Present each line of the entries below that holds the word "Ploeg".

[START GIVEN DATA]

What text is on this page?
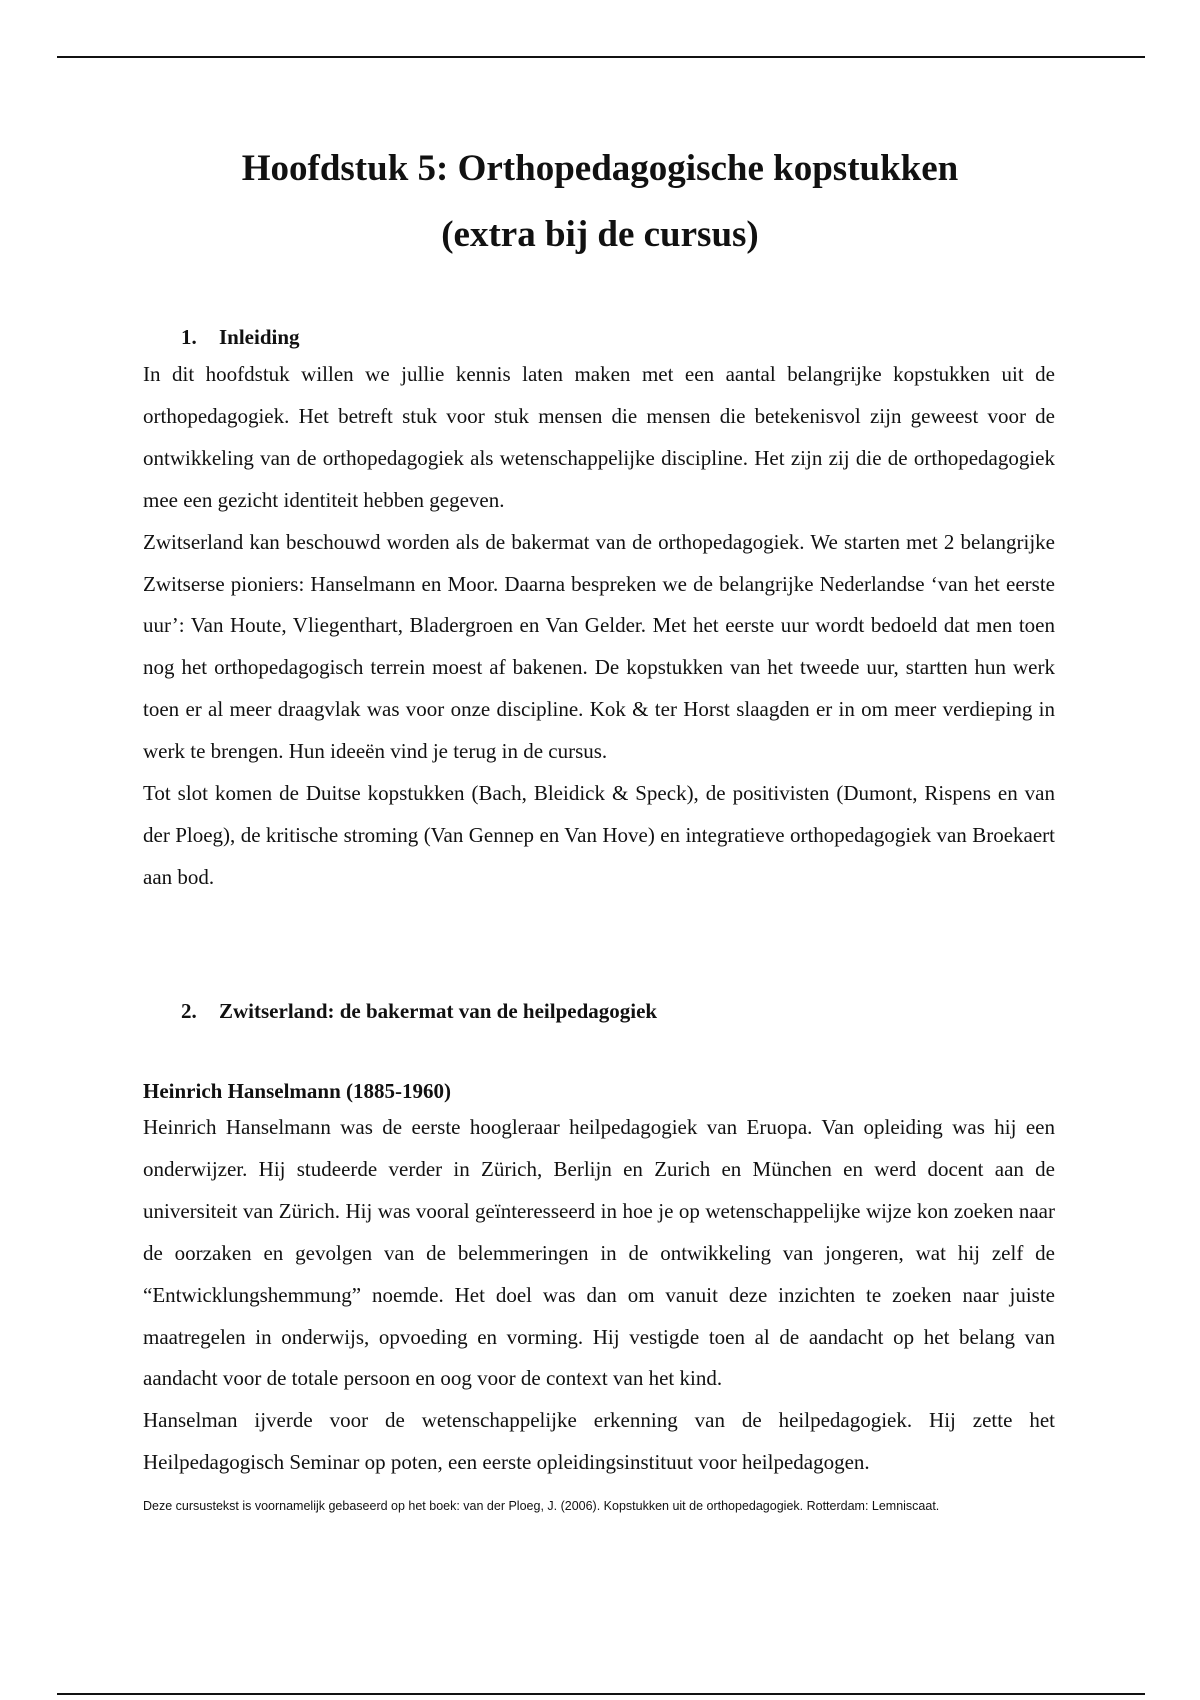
Hoofdstuk 5: Orthopedagogische kopstukken
(extra bij de cursus)
1.	Inleiding

In dit hoofdstuk willen we jullie kennis laten maken met een aantal belangrijke kopstukken uit de orthopedagogiek. Het betreft stuk voor stuk mensen die mensen die betekenisvol zijn geweest voor de ontwikkeling van de orthopedagogiek als wetenschappelijke discipline. Het zijn zij die de orthopedagogiek mee een gezicht identiteit hebben gegeven.

Zwitserland kan beschouwd worden als de bakermat van de orthopedagogiek. We starten met 2 belangrijke Zwitserse pioniers: Hanselmann en Moor. Daarna bespreken we de belangrijke Nederlandse ‘van het eerste uur’: Van Houte, Vliegenthart, Bladergroen en Van Gelder. Met het eerste uur wordt bedoeld dat men toen nog het orthopedagogisch terrein moest af bakenen. De kopstukken van het tweede uur, startten hun werk toen er al meer draagvlak was voor onze discipline. Kok & ter Horst slaagden er in om meer verdieping in werk te brengen. Hun ideeën vind je terug in de cursus.

Tot slot komen de Duitse kopstukken (Bach, Bleidick & Speck), de positivisten (Dumont, Rispens en van der Ploeg), de kritische stroming (Van Gennep en Van Hove) en integratieve orthopedagogiek van Broekaert aan bod.

2.	Zwitserland: de bakermat van de heilpedagogiek
Heinrich Hanselmann (1885-1960)

Heinrich Hanselmann was de eerste hoogleraar heilpedagogiek van Eruopa. Van opleiding was hij een onderwijzer. Hij studeerde verder in Zürich, Berlijn en Zurich en München en werd docent aan de universiteit van Zürich. Hij was vooral geïnteresseerd in hoe je op wetenschappelijke wijze kon zoeken naar de oorzaken en gevolgen van de belemmeringen in de ontwikkeling van jongeren, wat hij zelf de “Entwicklungshemmung” noemde. Het doel was dan om vanuit deze inzichten te zoeken naar juiste maatregelen in onderwijs, opvoeding en vorming. Hij vestigde toen al de aandacht op het belang van aandacht voor de totale persoon en oog voor de context van het kind.

Hanselman ijverde voor de wetenschappelijke erkenning van de heilpedagogiek. Hij zette het Heilpedagogisch Seminar op poten, een eerste opleidingsinstituut voor heilpedagogen.

Deze cursustekst is voornamelijk gebaseerd op het boek: van der Ploeg, J. (2006). Kopstukken uit de orthopedagogiek. Rotterdam: Lemniscaat.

[END GIVEN DATA]

## CORRECT ANSWER
Tot slot komen de Duitse kopstukken (Bach, Bleidick & Speck), de positivisten (Dumont, Rispens en van der Ploeg), de kritische stroming (Van Gennep en Van Hove) en integratieve orthopedagogiek van Broekaert aan bod.
Deze cursustekst is voornamelijk gebaseerd op het boek: van der Ploeg, J. (2006). Kopstukken uit de orthopedagogiek. Rotterdam: Lemniscaat.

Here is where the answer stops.